> _Material provided_
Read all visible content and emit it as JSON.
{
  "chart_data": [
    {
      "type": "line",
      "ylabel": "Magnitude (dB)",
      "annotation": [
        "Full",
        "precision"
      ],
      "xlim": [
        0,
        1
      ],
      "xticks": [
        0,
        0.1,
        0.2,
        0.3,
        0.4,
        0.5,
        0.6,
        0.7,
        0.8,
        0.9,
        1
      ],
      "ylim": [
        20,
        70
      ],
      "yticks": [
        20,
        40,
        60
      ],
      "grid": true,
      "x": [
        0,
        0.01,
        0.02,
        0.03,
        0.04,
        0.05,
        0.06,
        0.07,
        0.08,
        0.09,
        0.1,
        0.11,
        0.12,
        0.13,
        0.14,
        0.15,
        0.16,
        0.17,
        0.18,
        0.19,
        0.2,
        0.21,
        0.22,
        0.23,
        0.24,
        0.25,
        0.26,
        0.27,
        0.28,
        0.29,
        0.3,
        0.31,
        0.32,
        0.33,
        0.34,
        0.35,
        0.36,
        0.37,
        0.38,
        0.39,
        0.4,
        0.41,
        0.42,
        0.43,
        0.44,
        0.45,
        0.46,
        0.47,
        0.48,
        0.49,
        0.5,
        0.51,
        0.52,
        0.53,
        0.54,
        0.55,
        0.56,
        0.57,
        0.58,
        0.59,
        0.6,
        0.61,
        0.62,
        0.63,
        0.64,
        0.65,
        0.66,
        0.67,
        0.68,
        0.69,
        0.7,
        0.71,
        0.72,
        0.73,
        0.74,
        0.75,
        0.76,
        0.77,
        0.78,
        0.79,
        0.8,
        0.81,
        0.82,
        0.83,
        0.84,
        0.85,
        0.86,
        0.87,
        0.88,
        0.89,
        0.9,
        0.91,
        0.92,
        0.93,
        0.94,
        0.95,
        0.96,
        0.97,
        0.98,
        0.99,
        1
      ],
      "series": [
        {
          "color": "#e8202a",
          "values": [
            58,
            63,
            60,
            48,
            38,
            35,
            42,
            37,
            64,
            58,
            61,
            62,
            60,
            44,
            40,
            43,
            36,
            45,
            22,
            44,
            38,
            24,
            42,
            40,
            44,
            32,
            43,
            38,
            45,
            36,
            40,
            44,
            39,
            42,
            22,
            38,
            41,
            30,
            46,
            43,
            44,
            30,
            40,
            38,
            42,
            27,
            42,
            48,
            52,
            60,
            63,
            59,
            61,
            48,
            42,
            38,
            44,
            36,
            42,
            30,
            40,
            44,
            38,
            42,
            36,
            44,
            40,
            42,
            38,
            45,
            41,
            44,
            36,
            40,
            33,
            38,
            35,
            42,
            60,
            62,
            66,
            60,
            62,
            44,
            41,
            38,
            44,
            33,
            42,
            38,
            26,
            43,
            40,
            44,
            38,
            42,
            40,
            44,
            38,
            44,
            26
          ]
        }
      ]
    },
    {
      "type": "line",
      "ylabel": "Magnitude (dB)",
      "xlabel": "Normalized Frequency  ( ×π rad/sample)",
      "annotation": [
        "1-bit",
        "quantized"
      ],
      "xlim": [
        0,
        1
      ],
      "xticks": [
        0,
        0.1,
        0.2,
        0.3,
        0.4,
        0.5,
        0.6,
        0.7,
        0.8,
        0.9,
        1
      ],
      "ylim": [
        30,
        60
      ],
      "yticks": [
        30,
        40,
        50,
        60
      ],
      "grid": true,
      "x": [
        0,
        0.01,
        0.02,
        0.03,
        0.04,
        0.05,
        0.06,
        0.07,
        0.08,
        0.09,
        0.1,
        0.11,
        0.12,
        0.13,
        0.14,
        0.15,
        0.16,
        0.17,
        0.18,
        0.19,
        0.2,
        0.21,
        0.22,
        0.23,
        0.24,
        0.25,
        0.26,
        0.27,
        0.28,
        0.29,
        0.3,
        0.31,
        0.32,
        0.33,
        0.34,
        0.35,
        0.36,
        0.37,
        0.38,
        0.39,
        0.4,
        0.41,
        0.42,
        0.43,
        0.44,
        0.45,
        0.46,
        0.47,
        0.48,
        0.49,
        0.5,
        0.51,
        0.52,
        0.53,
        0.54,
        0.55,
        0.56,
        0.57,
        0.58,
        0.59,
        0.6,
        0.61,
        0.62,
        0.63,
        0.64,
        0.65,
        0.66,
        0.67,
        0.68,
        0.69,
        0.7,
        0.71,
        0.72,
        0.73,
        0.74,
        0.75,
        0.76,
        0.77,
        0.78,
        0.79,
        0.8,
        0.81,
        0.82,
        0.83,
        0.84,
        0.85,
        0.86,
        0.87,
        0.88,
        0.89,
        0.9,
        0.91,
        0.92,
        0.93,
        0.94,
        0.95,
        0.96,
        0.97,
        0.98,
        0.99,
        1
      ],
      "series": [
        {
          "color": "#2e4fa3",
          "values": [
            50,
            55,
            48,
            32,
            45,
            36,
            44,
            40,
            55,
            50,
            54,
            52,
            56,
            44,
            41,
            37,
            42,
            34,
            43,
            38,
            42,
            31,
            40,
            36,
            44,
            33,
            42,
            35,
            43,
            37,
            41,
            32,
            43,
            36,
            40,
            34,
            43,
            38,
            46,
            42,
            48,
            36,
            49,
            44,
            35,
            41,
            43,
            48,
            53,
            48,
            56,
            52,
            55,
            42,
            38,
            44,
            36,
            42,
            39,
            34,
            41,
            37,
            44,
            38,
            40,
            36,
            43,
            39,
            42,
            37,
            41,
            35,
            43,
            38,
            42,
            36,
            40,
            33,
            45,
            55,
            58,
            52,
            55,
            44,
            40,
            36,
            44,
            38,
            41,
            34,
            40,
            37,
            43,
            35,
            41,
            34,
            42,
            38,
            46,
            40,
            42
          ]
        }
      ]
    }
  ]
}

> _What to produce_
Return every entry exactly as given.

> _Problem solution_
Read all visible content and emit it as JSON.
{
  "chart_data": [
    {
      "type": "line",
      "ylabel": "Magnitude (dB)",
      "annotation": [
        "Full",
        "precision"
      ],
      "xlim": [
        0,
        1
      ],
      "xticks": [
        0,
        0.1,
        0.2,
        0.3,
        0.4,
        0.5,
        0.6,
        0.7,
        0.8,
        0.9,
        1
      ],
      "ylim": [
        20,
        70
      ],
      "yticks": [
        20,
        40,
        60
      ],
      "grid": true,
      "x": [
        0,
        0.01,
        0.02,
        0.03,
        0.04,
        0.05,
        0.06,
        0.07,
        0.08,
        0.09,
        0.1,
        0.11,
        0.12,
        0.13,
        0.14,
        0.15,
        0.16,
        0.17,
        0.18,
        0.19,
        0.2,
        0.21,
        0.22,
        0.23,
        0.24,
        0.25,
        0.26,
        0.27,
        0.28,
        0.29,
        0.3,
        0.31,
        0.32,
        0.33,
        0.34,
        0.35,
        0.36,
        0.37,
        0.38,
        0.39,
        0.4,
        0.41,
        0.42,
        0.43,
        0.44,
        0.45,
        0.46,
        0.47,
        0.48,
        0.49,
        0.5,
        0.51,
        0.52,
        0.53,
        0.54,
        0.55,
        0.56,
        0.57,
        0.58,
        0.59,
        0.6,
        0.61,
        0.62,
        0.63,
        0.64,
        0.65,
        0.66,
        0.67,
        0.68,
        0.69,
        0.7,
        0.71,
        0.72,
        0.73,
        0.74,
        0.75,
        0.76,
        0.77,
        0.78,
        0.79,
        0.8,
        0.81,
        0.82,
        0.83,
        0.84,
        0.85,
        0.86,
        0.87,
        0.88,
        0.89,
        0.9,
        0.91,
        0.92,
        0.93,
        0.94,
        0.95,
        0.96,
        0.97,
        0.98,
        0.99,
        1
      ],
      "series": [
        {
          "color": "#e8202a",
          "values": [
            58,
            63,
            60,
            48,
            38,
            35,
            42,
            37,
            64,
            58,
            61,
            62,
            60,
            44,
            40,
            43,
            36,
            45,
            22,
            44,
            38,
            24,
            42,
            40,
            44,
            32,
            43,
            38,
            45,
            36,
            40,
            44,
            39,
            42,
            22,
            38,
            41,
            30,
            46,
            43,
            44,
            30,
            40,
            38,
            42,
            27,
            42,
            48,
            52,
            60,
            63,
            59,
            61,
            48,
            42,
            38,
            44,
            36,
            42,
            30,
            40,
            44,
            38,
            42,
            36,
            44,
            40,
            42,
            38,
            45,
            41,
            44,
            36,
            40,
            33,
            38,
            35,
            42,
            60,
            62,
            66,
            60,
            62,
            44,
            41,
            38,
            44,
            33,
            42,
            38,
            26,
            43,
            40,
            44,
            38,
            42,
            40,
            44,
            38,
            44,
            26
          ]
        }
      ]
    },
    {
      "type": "line",
      "ylabel": "Magnitude (dB)",
      "xlabel": "Normalized Frequency  ( ×π rad/sample)",
      "annotation": [
        "1-bit",
        "quantized"
      ],
      "xlim": [
        0,
        1
      ],
      "xticks": [
        0,
        0.1,
        0.2,
        0.3,
        0.4,
        0.5,
        0.6,
        0.7,
        0.8,
        0.9,
        1
      ],
      "ylim": [
        30,
        60
      ],
      "yticks": [
        30,
        40,
        50,
        60
      ],
      "grid": true,
      "x": [
        0,
        0.01,
        0.02,
        0.03,
        0.04,
        0.05,
        0.06,
        0.07,
        0.08,
        0.09,
        0.1,
        0.11,
        0.12,
        0.13,
        0.14,
        0.15,
        0.16,
        0.17,
        0.18,
        0.19,
        0.2,
        0.21,
        0.22,
        0.23,
        0.24,
        0.25,
        0.26,
        0.27,
        0.28,
        0.29,
        0.3,
        0.31,
        0.32,
        0.33,
        0.34,
        0.35,
        0.36,
        0.37,
        0.38,
        0.39,
        0.4,
        0.41,
        0.42,
        0.43,
        0.44,
        0.45,
        0.46,
        0.47,
        0.48,
        0.49,
        0.5,
        0.51,
        0.52,
        0.53,
        0.54,
        0.55,
        0.56,
        0.57,
        0.58,
        0.59,
        0.6,
        0.61,
        0.62,
        0.63,
        0.64,
        0.65,
        0.66,
        0.67,
        0.68,
        0.69,
        0.7,
        0.71,
        0.72,
        0.73,
        0.74,
        0.75,
        0.76,
        0.77,
        0.78,
        0.79,
        0.8,
        0.81,
        0.82,
        0.83,
        0.84,
        0.85,
        0.86,
        0.87,
        0.88,
        0.89,
        0.9,
        0.91,
        0.92,
        0.93,
        0.94,
        0.95,
        0.96,
        0.97,
        0.98,
        0.99,
        1
      ],
      "series": [
        {
          "color": "#2e4fa3",
          "values": [
            50,
            55,
            48,
            32,
            45,
            36,
            44,
            40,
            55,
            50,
            54,
            52,
            56,
            44,
            41,
            37,
            42,
            34,
            43,
            38,
            42,
            31,
            40,
            36,
            44,
            33,
            42,
            35,
            43,
            37,
            41,
            32,
            43,
            36,
            40,
            34,
            43,
            38,
            46,
            42,
            48,
            36,
            49,
            44,
            35,
            41,
            43,
            48,
            53,
            48,
            56,
            52,
            55,
            42,
            38,
            44,
            36,
            42,
            39,
            34,
            41,
            37,
            44,
            38,
            40,
            36,
            43,
            39,
            42,
            37,
            41,
            35,
            43,
            38,
            42,
            36,
            40,
            33,
            45,
            55,
            58,
            52,
            55,
            44,
            40,
            36,
            44,
            38,
            41,
            34,
            40,
            37,
            43,
            35,
            41,
            34,
            42,
            38,
            46,
            40,
            42
          ]
        }
      ]
    }
  ]
}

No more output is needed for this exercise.